What the exercise asks:
Each entry needs to be restated exactly as written.

— Start Raw data —

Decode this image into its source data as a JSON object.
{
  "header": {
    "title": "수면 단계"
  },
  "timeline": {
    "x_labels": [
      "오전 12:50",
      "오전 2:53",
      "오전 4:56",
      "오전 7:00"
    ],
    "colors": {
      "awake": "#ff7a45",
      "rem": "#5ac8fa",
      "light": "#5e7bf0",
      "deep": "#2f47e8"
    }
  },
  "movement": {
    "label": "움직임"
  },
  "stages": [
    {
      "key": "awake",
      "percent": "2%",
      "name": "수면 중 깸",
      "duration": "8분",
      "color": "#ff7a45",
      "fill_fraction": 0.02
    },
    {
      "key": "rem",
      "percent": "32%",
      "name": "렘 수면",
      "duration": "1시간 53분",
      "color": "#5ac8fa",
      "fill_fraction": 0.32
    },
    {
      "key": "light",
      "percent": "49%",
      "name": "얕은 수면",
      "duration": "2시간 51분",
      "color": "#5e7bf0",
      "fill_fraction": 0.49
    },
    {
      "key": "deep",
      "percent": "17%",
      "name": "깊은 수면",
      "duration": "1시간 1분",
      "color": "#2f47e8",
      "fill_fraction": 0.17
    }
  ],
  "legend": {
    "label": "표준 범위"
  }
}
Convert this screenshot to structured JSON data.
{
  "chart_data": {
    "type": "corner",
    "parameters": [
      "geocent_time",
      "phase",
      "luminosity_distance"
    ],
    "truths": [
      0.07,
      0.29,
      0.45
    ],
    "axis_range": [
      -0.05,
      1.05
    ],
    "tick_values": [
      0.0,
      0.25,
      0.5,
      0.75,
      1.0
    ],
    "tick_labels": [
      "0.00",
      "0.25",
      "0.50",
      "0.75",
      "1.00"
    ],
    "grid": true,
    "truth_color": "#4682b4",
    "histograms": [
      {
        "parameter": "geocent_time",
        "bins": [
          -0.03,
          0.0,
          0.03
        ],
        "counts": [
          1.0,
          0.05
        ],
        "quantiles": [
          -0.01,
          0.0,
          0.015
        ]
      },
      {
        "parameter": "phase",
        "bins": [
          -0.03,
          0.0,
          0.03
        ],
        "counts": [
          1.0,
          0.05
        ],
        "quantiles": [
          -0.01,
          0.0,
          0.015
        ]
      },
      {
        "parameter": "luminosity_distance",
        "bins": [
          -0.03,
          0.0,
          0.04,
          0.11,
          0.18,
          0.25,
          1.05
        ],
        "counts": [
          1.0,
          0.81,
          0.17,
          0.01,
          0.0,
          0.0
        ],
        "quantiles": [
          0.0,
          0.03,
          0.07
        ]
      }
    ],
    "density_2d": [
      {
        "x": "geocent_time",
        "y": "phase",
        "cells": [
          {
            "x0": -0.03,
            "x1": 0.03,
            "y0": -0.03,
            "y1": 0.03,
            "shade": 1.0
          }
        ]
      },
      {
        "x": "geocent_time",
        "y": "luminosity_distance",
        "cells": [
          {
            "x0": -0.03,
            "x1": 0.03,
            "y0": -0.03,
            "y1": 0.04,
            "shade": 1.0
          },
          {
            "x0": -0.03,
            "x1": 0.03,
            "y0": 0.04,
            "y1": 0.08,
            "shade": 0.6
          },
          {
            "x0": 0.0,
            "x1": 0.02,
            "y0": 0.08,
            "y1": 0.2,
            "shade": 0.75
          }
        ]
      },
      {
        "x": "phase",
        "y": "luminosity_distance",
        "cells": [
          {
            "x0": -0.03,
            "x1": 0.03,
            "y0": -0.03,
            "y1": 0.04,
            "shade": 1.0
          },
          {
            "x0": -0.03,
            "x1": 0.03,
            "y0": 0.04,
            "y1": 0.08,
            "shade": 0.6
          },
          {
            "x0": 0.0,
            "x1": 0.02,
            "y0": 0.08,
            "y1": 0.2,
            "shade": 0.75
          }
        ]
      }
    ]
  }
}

— End Raw data —

Solution below:
Decode this image into its source data as a JSON object.
{
  "header": {
    "title": "수면 단계"
  },
  "timeline": {
    "x_labels": [
      "오전 12:50",
      "오전 2:53",
      "오전 4:56",
      "오전 7:00"
    ],
    "colors": {
      "awake": "#ff7a45",
      "rem": "#5ac8fa",
      "light": "#5e7bf0",
      "deep": "#2f47e8"
    }
  },
  "movement": {
    "label": "움직임"
  },
  "stages": [
    {
      "key": "awake",
      "percent": "2%",
      "name": "수면 중 깸",
      "duration": "8분",
      "color": "#ff7a45",
      "fill_fraction": 0.02
    },
    {
      "key": "rem",
      "percent": "32%",
      "name": "렘 수면",
      "duration": "1시간 53분",
      "color": "#5ac8fa",
      "fill_fraction": 0.32
    },
    {
      "key": "light",
      "percent": "49%",
      "name": "얕은 수면",
      "duration": "2시간 51분",
      "color": "#5e7bf0",
      "fill_fraction": 0.49
    },
    {
      "key": "deep",
      "percent": "17%",
      "name": "깊은 수면",
      "duration": "1시간 1분",
      "color": "#2f47e8",
      "fill_fraction": 0.17
    }
  ],
  "legend": {
    "label": "표준 범위"
  }
}
Convert this screenshot to structured JSON data.
{
  "chart_data": {
    "type": "corner",
    "parameters": [
      "geocent_time",
      "phase",
      "luminosity_distance"
    ],
    "truths": [
      0.07,
      0.29,
      0.45
    ],
    "axis_range": [
      -0.05,
      1.05
    ],
    "tick_values": [
      0.0,
      0.25,
      0.5,
      0.75,
      1.0
    ],
    "tick_labels": [
      "0.00",
      "0.25",
      "0.50",
      "0.75",
      "1.00"
    ],
    "grid": true,
    "truth_color": "#4682b4",
    "histograms": [
      {
        "parameter": "geocent_time",
        "bins": [
          -0.03,
          0.0,
          0.03
        ],
        "counts": [
          1.0,
          0.05
        ],
        "quantiles": [
          -0.01,
          0.0,
          0.015
        ]
      },
      {
        "parameter": "phase",
        "bins": [
          -0.03,
          0.0,
          0.03
        ],
        "counts": [
          1.0,
          0.05
        ],
        "quantiles": [
          -0.01,
          0.0,
          0.015
        ]
      },
      {
        "parameter": "luminosity_distance",
        "bins": [
          -0.03,
          0.0,
          0.04,
          0.11,
          0.18,
          0.25,
          1.05
        ],
        "counts": [
          1.0,
          0.81,
          0.17,
          0.01,
          0.0,
          0.0
        ],
        "quantiles": [
          0.0,
          0.03,
          0.07
        ]
      }
    ],
    "density_2d": [
      {
        "x": "geocent_time",
        "y": "phase",
        "cells": [
          {
            "x0": -0.03,
            "x1": 0.03,
            "y0": -0.03,
            "y1": 0.03,
            "shade": 1.0
          }
        ]
      },
      {
        "x": "geocent_time",
        "y": "luminosity_distance",
        "cells": [
          {
            "x0": -0.03,
            "x1": 0.03,
            "y0": -0.03,
            "y1": 0.04,
            "shade": 1.0
          },
          {
            "x0": -0.03,
            "x1": 0.03,
            "y0": 0.04,
            "y1": 0.08,
            "shade": 0.6
          },
          {
            "x0": 0.0,
            "x1": 0.02,
            "y0": 0.08,
            "y1": 0.2,
            "shade": 0.75
          }
        ]
      },
      {
        "x": "phase",
        "y": "luminosity_distance",
        "cells": [
          {
            "x0": -0.03,
            "x1": 0.03,
            "y0": -0.03,
            "y1": 0.04,
            "shade": 1.0
          },
          {
            "x0": -0.03,
            "x1": 0.03,
            "y0": 0.04,
            "y1": 0.08,
            "shade": 0.6
          },
          {
            "x0": 0.0,
            "x1": 0.02,
            "y0": 0.08,
            "y1": 0.2,
            "shade": 0.75
          }
        ]
      }
    ]
  }
}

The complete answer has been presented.